### Problem requirements:
Answer with the number of lines in the listing below that contain the word "Astúries", and nothing else.

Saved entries
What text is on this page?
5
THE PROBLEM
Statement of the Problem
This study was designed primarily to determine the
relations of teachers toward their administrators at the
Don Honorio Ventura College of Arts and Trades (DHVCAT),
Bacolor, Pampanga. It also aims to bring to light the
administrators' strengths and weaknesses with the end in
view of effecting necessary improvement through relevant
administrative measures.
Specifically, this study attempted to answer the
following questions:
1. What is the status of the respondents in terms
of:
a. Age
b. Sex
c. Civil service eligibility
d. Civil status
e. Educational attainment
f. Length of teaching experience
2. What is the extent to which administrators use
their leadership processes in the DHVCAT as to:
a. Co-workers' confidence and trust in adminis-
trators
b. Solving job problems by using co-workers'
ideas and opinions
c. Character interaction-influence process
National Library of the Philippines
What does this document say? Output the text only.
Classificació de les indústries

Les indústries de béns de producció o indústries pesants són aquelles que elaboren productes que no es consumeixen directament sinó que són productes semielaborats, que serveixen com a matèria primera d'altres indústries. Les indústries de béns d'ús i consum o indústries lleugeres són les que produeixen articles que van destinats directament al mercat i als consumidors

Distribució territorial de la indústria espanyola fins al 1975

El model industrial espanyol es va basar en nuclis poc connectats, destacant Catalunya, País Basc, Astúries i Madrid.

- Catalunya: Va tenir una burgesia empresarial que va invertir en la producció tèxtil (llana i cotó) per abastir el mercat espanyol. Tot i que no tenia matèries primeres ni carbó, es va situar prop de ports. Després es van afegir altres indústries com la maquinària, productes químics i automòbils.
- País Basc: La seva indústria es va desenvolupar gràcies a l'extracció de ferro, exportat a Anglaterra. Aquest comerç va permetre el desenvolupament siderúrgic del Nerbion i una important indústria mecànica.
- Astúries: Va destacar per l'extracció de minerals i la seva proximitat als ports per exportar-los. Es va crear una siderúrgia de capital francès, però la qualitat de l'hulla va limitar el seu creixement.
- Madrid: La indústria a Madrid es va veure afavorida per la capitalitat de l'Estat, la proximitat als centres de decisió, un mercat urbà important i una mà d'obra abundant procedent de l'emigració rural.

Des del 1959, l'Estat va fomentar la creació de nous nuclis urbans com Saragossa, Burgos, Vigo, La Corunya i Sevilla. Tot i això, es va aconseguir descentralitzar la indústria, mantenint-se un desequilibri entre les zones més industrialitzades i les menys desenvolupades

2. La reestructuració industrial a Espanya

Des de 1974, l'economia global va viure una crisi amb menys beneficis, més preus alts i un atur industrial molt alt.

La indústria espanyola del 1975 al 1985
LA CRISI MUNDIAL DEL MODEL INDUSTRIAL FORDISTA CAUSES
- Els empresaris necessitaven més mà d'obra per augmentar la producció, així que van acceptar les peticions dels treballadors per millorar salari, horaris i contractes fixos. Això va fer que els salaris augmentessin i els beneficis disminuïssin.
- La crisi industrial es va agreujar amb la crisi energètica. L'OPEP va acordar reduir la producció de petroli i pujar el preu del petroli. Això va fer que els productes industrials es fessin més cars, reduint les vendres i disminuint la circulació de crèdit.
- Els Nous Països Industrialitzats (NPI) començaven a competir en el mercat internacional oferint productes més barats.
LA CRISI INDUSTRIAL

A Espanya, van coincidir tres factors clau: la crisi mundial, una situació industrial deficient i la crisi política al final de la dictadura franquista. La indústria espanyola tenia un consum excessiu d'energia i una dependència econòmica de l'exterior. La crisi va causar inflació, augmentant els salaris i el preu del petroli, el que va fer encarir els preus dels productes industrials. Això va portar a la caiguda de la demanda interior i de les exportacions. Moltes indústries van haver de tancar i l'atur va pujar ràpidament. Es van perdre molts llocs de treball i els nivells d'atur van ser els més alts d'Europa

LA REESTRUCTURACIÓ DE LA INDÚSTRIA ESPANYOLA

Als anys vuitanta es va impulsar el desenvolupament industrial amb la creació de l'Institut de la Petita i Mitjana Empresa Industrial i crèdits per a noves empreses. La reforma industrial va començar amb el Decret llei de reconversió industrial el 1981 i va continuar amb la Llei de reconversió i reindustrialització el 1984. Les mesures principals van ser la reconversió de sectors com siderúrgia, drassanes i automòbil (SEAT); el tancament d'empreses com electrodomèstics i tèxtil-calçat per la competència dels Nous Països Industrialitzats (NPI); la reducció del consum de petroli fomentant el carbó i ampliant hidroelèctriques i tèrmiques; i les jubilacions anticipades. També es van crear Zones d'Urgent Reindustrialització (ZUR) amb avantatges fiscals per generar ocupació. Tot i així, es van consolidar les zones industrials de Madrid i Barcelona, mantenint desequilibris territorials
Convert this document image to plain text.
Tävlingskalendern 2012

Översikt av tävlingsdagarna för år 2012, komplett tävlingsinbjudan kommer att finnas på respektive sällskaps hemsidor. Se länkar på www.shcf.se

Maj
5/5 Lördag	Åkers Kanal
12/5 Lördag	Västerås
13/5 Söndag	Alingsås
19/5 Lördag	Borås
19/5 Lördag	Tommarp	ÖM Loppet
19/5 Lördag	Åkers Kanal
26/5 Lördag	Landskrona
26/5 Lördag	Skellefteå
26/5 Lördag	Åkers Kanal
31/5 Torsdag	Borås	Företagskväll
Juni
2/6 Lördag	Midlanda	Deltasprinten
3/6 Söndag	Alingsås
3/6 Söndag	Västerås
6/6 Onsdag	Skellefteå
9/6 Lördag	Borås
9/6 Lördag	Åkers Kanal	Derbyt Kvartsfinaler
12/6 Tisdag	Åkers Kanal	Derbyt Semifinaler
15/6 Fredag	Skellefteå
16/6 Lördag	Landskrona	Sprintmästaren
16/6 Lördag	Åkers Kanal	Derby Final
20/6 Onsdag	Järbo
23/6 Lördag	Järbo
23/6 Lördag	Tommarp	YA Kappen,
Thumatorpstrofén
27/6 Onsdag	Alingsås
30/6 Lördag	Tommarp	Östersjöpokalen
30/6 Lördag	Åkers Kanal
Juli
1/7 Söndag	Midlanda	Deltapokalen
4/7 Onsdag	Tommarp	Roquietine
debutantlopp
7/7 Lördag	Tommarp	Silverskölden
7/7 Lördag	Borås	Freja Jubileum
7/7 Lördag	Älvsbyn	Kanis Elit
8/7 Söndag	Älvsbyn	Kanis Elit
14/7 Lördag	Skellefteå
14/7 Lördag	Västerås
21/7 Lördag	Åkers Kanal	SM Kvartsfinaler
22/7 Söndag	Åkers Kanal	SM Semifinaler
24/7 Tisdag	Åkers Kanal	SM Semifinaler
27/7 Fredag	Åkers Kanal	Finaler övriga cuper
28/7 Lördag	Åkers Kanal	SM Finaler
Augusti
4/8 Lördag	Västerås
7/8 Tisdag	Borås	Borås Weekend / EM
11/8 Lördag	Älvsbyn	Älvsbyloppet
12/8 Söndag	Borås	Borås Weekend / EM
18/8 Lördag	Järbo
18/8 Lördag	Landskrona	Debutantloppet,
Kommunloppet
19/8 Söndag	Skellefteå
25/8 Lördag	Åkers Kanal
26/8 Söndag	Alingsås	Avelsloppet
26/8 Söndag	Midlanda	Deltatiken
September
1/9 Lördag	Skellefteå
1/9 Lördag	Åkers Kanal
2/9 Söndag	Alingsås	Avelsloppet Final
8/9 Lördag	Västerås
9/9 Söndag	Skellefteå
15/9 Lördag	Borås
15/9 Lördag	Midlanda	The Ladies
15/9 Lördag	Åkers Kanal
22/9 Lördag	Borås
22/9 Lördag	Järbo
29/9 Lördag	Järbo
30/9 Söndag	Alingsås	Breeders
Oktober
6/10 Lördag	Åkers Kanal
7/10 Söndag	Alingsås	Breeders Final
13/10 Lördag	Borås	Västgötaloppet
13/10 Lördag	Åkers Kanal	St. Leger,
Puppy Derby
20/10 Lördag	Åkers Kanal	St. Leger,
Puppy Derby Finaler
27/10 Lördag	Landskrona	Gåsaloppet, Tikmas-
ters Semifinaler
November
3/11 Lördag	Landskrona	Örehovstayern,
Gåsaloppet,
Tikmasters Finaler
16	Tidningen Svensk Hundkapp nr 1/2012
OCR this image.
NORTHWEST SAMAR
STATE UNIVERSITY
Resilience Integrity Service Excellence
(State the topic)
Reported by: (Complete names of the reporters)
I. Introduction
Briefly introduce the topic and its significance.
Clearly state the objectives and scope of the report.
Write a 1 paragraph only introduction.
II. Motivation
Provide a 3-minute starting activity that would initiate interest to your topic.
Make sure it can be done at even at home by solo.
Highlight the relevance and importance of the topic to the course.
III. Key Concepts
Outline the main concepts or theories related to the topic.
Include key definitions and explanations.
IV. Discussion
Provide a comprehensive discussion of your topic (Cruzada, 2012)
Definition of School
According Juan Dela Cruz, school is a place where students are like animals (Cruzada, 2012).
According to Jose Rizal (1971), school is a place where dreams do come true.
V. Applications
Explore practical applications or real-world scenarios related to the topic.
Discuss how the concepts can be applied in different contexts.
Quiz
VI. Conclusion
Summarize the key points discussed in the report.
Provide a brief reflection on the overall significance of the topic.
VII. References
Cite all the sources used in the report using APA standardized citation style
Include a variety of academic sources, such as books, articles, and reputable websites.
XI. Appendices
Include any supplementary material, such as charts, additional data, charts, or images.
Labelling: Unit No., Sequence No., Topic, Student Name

### Task answer:
2